• _AIM OF THE TASK_
Drop every picture and give the entries back exactly.
::: GIVEN INFORMATION
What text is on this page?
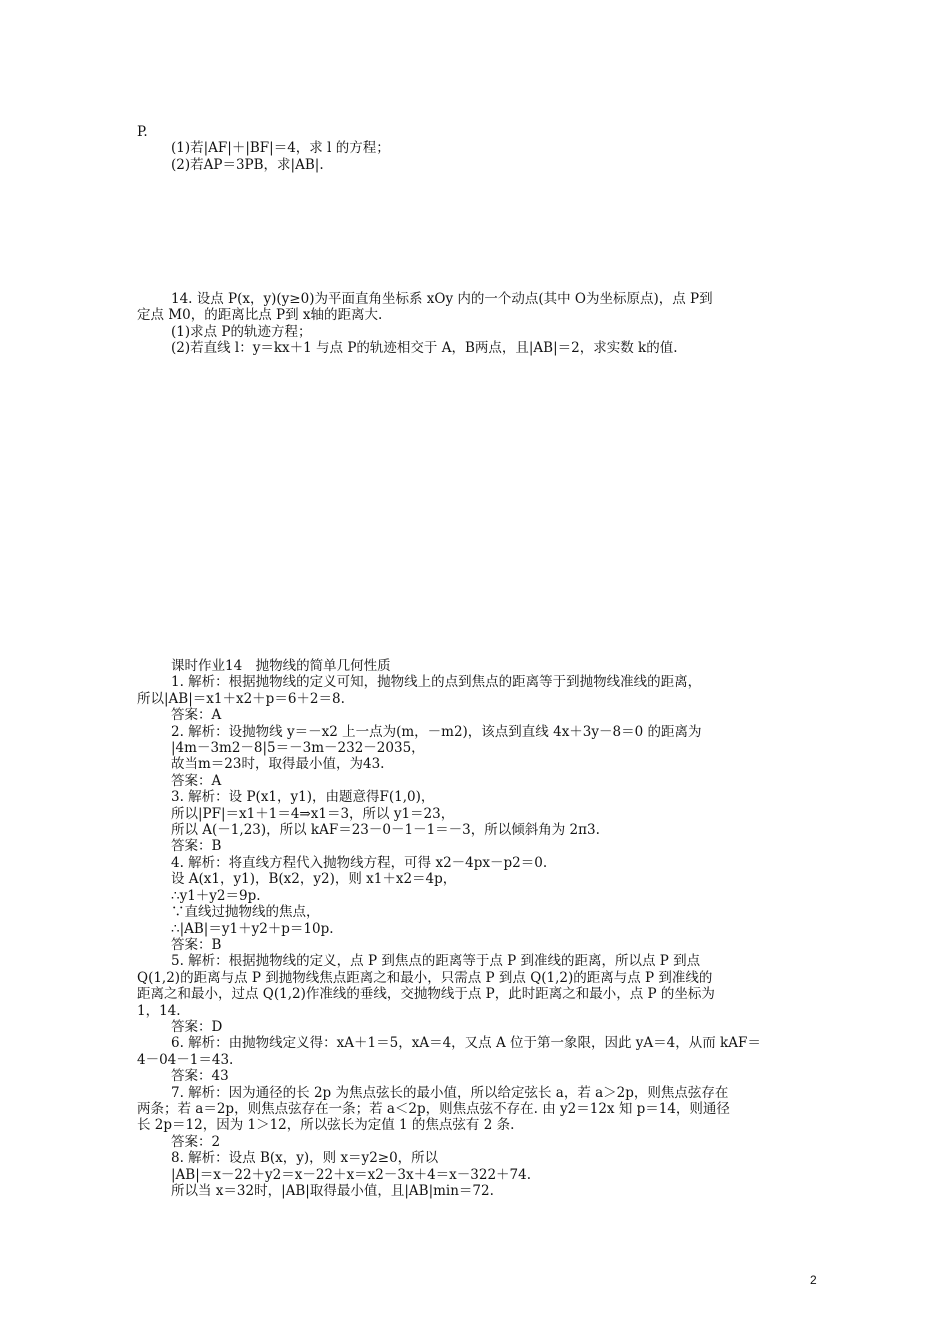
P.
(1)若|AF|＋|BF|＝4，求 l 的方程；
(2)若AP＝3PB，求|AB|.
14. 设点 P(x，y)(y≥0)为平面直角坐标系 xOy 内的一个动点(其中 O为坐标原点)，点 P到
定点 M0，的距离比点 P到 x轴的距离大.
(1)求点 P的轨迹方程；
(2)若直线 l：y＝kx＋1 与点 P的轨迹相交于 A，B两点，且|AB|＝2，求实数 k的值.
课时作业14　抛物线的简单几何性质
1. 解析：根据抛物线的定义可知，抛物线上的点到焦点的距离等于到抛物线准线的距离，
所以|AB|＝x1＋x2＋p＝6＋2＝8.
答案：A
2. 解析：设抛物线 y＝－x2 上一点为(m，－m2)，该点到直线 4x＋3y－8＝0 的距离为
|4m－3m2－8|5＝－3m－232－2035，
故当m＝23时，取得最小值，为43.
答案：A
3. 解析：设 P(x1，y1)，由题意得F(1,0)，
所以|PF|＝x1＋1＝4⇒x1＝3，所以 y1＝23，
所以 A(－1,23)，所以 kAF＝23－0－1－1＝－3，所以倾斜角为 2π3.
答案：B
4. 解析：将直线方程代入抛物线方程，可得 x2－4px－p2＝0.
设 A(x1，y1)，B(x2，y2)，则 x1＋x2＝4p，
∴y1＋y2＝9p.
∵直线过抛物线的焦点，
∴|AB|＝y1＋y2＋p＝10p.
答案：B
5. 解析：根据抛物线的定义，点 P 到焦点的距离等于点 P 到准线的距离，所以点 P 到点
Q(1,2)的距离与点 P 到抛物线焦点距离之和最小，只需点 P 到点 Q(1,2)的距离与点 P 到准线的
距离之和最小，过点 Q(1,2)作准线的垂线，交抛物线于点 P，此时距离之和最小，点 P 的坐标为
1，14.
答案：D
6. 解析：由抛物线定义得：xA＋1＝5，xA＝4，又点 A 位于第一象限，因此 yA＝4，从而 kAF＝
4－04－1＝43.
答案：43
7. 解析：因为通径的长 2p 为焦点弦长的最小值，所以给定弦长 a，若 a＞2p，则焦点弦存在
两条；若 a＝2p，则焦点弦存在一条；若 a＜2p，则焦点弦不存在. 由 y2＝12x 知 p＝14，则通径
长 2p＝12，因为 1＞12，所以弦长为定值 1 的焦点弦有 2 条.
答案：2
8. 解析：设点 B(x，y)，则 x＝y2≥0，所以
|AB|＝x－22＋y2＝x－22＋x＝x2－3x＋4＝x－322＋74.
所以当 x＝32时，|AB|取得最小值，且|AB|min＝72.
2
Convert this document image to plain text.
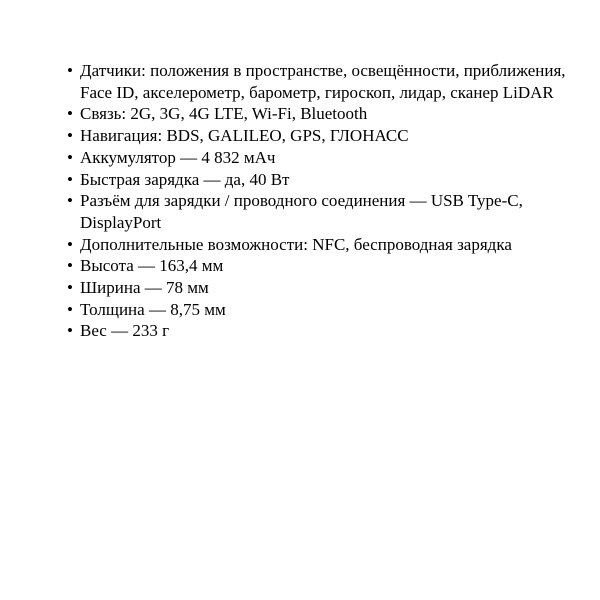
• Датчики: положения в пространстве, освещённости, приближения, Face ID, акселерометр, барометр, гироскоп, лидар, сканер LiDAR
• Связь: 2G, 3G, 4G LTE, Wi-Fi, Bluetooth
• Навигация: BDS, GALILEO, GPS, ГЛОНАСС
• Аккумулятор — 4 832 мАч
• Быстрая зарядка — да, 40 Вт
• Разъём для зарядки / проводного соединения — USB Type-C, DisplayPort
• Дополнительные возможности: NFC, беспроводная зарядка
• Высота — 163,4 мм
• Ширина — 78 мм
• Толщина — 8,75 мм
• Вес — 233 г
::::::
• _THE RESULT_
What text is on this page?
P.
(1)若|AF|＋|BF|＝4，求 l 的方程；
(2)若AP＝3PB，求|AB|.
14. 设点 P(x，y)(y≥0)为平面直角坐标系 xOy 内的一个动点(其中 O为坐标原点)，点 P到
定点 M0，的距离比点 P到 x轴的距离大.
(1)求点 P的轨迹方程；
(2)若直线 l：y＝kx＋1 与点 P的轨迹相交于 A，B两点，且|AB|＝2，求实数 k的值.
课时作业14　抛物线的简单几何性质
1. 解析：根据抛物线的定义可知，抛物线上的点到焦点的距离等于到抛物线准线的距离，
所以|AB|＝x1＋x2＋p＝6＋2＝8.
答案：A
2. 解析：设抛物线 y＝－x2 上一点为(m，－m2)，该点到直线 4x＋3y－8＝0 的距离为
|4m－3m2－8|5＝－3m－232－2035，
故当m＝23时，取得最小值，为43.
答案：A
3. 解析：设 P(x1，y1)，由题意得F(1,0)，
所以|PF|＝x1＋1＝4⇒x1＝3，所以 y1＝23，
所以 A(－1,23)，所以 kAF＝23－0－1－1＝－3，所以倾斜角为 2π3.
答案：B
4. 解析：将直线方程代入抛物线方程，可得 x2－4px－p2＝0.
设 A(x1，y1)，B(x2，y2)，则 x1＋x2＝4p，
∴y1＋y2＝9p.
∵直线过抛物线的焦点，
∴|AB|＝y1＋y2＋p＝10p.
答案：B
5. 解析：根据抛物线的定义，点 P 到焦点的距离等于点 P 到准线的距离，所以点 P 到点
Q(1,2)的距离与点 P 到抛物线焦点距离之和最小，只需点 P 到点 Q(1,2)的距离与点 P 到准线的
距离之和最小，过点 Q(1,2)作准线的垂线，交抛物线于点 P，此时距离之和最小，点 P 的坐标为
1，14.
答案：D
6. 解析：由抛物线定义得：xA＋1＝5，xA＝4，又点 A 位于第一象限，因此 yA＝4，从而 kAF＝
4－04－1＝43.
答案：43
7. 解析：因为通径的长 2p 为焦点弦长的最小值，所以给定弦长 a，若 a＞2p，则焦点弦存在
两条；若 a＝2p，则焦点弦存在一条；若 a＜2p，则焦点弦不存在. 由 y2＝12x 知 p＝14，则通径
长 2p＝12，因为 1＞12，所以弦长为定值 1 的焦点弦有 2 条.
答案：2
8. 解析：设点 B(x，y)，则 x＝y2≥0，所以
|AB|＝x－22＋y2＝x－22＋x＝x2－3x＋4＝x－322＋74.
所以当 x＝32时，|AB|取得最小值，且|AB|min＝72.
2
Convert this document image to plain text.
• Датчики: положения в пространстве, освещённости, приближения, Face ID, акселерометр, барометр, гироскоп, лидар, сканер LiDAR
• Связь: 2G, 3G, 4G LTE, Wi-Fi, Bluetooth
• Навигация: BDS, GALILEO, GPS, ГЛОНАСС
• Аккумулятор — 4 832 мАч
• Быстрая зарядка — да, 40 Вт
• Разъём для зарядки / проводного соединения — USB Type-C, DisplayPort
• Дополнительные возможности: NFC, беспроводная зарядка
• Высота — 163,4 мм
• Ширина — 78 мм
• Толщина — 8,75 мм
• Вес — 233 г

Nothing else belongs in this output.